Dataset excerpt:
'''
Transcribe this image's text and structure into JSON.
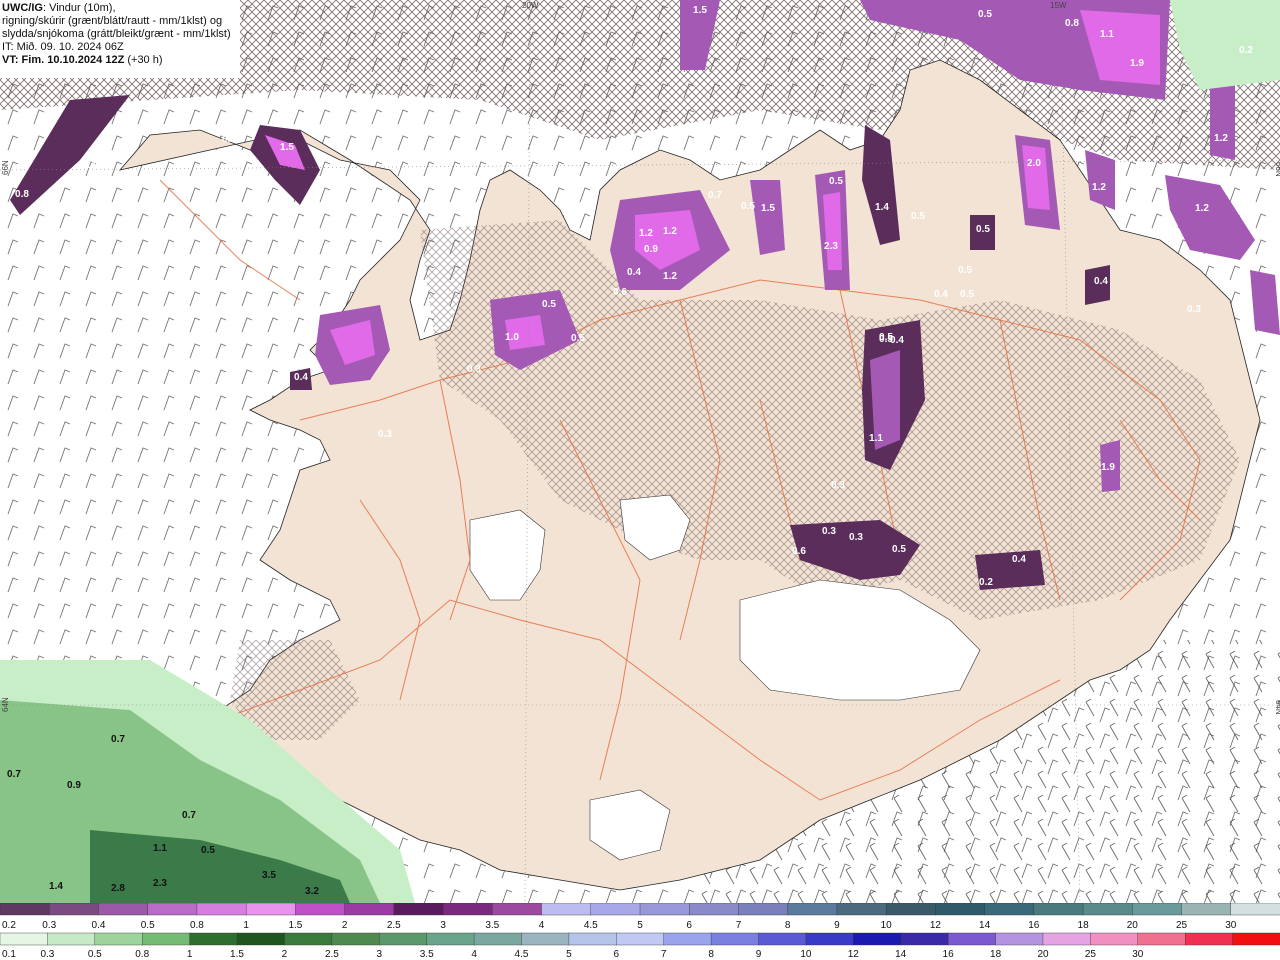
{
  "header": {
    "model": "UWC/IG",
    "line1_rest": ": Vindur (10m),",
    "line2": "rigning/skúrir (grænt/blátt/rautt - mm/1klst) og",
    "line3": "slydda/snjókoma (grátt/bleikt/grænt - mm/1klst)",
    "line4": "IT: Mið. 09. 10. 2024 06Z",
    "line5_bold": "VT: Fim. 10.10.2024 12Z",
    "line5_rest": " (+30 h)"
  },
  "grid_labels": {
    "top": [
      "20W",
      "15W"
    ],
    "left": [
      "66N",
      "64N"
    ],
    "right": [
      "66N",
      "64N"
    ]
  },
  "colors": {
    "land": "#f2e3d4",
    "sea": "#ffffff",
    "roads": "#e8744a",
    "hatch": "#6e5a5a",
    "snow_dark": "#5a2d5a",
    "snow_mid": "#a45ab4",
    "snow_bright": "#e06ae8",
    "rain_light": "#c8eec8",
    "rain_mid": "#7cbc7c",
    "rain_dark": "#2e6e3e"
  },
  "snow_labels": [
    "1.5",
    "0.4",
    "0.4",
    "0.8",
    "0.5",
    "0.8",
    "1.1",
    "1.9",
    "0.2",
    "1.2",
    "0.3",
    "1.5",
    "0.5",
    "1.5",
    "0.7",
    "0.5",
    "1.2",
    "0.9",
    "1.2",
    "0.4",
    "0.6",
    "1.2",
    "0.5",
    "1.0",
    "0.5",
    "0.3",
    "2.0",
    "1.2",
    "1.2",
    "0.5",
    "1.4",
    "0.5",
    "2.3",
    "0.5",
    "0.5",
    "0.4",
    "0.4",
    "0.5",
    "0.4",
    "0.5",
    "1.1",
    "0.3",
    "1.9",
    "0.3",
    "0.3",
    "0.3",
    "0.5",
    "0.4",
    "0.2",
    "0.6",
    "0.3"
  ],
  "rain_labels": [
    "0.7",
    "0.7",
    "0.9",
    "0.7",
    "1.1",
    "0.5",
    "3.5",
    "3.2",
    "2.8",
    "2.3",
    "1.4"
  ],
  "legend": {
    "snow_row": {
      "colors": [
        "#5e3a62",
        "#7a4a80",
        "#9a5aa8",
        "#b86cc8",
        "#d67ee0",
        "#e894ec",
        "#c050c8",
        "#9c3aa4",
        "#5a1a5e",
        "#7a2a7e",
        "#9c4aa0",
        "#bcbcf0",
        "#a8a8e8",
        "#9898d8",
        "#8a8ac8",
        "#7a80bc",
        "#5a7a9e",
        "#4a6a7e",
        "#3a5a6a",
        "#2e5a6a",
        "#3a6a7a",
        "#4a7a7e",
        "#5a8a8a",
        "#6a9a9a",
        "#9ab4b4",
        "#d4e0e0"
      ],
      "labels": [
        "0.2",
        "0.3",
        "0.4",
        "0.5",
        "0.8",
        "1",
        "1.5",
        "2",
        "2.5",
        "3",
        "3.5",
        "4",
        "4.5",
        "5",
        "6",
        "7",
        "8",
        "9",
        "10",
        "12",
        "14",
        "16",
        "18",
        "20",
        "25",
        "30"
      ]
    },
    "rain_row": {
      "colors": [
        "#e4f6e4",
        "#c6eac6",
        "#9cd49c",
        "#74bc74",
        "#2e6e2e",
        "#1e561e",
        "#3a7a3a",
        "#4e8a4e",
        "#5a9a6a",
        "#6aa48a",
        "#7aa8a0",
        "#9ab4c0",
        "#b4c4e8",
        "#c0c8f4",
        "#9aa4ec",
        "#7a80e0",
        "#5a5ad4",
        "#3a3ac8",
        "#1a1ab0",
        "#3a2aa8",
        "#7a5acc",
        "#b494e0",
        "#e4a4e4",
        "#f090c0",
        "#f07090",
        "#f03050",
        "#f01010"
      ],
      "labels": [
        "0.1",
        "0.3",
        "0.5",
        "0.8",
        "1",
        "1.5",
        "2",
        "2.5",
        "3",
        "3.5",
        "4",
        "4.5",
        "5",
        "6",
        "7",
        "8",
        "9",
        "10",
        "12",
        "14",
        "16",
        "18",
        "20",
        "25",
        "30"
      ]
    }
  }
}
'''
### [What the task requires]
Your copy should hold every record word for word and none of the pictures.

### [Answer in full]
Transcribe this image's text and structure into JSON.
{
  "header": {
    "model": "UWC/IG",
    "line1_rest": ": Vindur (10m),",
    "line2": "rigning/skúrir (grænt/blátt/rautt - mm/1klst) og",
    "line3": "slydda/snjókoma (grátt/bleikt/grænt - mm/1klst)",
    "line4": "IT: Mið. 09. 10. 2024 06Z",
    "line5_bold": "VT: Fim. 10.10.2024 12Z",
    "line5_rest": " (+30 h)"
  },
  "grid_labels": {
    "top": [
      "20W",
      "15W"
    ],
    "left": [
      "66N",
      "64N"
    ],
    "right": [
      "66N",
      "64N"
    ]
  },
  "colors": {
    "land": "#f2e3d4",
    "sea": "#ffffff",
    "roads": "#e8744a",
    "hatch": "#6e5a5a",
    "snow_dark": "#5a2d5a",
    "snow_mid": "#a45ab4",
    "snow_bright": "#e06ae8",
    "rain_light": "#c8eec8",
    "rain_mid": "#7cbc7c",
    "rain_dark": "#2e6e3e"
  },
  "snow_labels": [
    "1.5",
    "0.4",
    "0.4",
    "0.8",
    "0.5",
    "0.8",
    "1.1",
    "1.9",
    "0.2",
    "1.2",
    "0.3",
    "1.5",
    "0.5",
    "1.5",
    "0.7",
    "0.5",
    "1.2",
    "0.9",
    "1.2",
    "0.4",
    "0.6",
    "1.2",
    "0.5",
    "1.0",
    "0.5",
    "0.3",
    "2.0",
    "1.2",
    "1.2",
    "0.5",
    "1.4",
    "0.5",
    "2.3",
    "0.5",
    "0.5",
    "0.4",
    "0.4",
    "0.5",
    "0.4",
    "0.5",
    "1.1",
    "0.3",
    "1.9",
    "0.3",
    "0.3",
    "0.3",
    "0.5",
    "0.4",
    "0.2",
    "0.6",
    "0.3"
  ],
  "rain_labels": [
    "0.7",
    "0.7",
    "0.9",
    "0.7",
    "1.1",
    "0.5",
    "3.5",
    "3.2",
    "2.8",
    "2.3",
    "1.4"
  ],
  "legend": {
    "snow_row": {
      "colors": [
        "#5e3a62",
        "#7a4a80",
        "#9a5aa8",
        "#b86cc8",
        "#d67ee0",
        "#e894ec",
        "#c050c8",
        "#9c3aa4",
        "#5a1a5e",
        "#7a2a7e",
        "#9c4aa0",
        "#bcbcf0",
        "#a8a8e8",
        "#9898d8",
        "#8a8ac8",
        "#7a80bc",
        "#5a7a9e",
        "#4a6a7e",
        "#3a5a6a",
        "#2e5a6a",
        "#3a6a7a",
        "#4a7a7e",
        "#5a8a8a",
        "#6a9a9a",
        "#9ab4b4",
        "#d4e0e0"
      ],
      "labels": [
        "0.2",
        "0.3",
        "0.4",
        "0.5",
        "0.8",
        "1",
        "1.5",
        "2",
        "2.5",
        "3",
        "3.5",
        "4",
        "4.5",
        "5",
        "6",
        "7",
        "8",
        "9",
        "10",
        "12",
        "14",
        "16",
        "18",
        "20",
        "25",
        "30"
      ]
    },
    "rain_row": {
      "colors": [
        "#e4f6e4",
        "#c6eac6",
        "#9cd49c",
        "#74bc74",
        "#2e6e2e",
        "#1e561e",
        "#3a7a3a",
        "#4e8a4e",
        "#5a9a6a",
        "#6aa48a",
        "#7aa8a0",
        "#9ab4c0",
        "#b4c4e8",
        "#c0c8f4",
        "#9aa4ec",
        "#7a80e0",
        "#5a5ad4",
        "#3a3ac8",
        "#1a1ab0",
        "#3a2aa8",
        "#7a5acc",
        "#b494e0",
        "#e4a4e4",
        "#f090c0",
        "#f07090",
        "#f03050",
        "#f01010"
      ],
      "labels": [
        "0.1",
        "0.3",
        "0.5",
        "0.8",
        "1",
        "1.5",
        "2",
        "2.5",
        "3",
        "3.5",
        "4",
        "4.5",
        "5",
        "6",
        "7",
        "8",
        "9",
        "10",
        "12",
        "14",
        "16",
        "18",
        "20",
        "25",
        "30"
      ]
    }
  }
}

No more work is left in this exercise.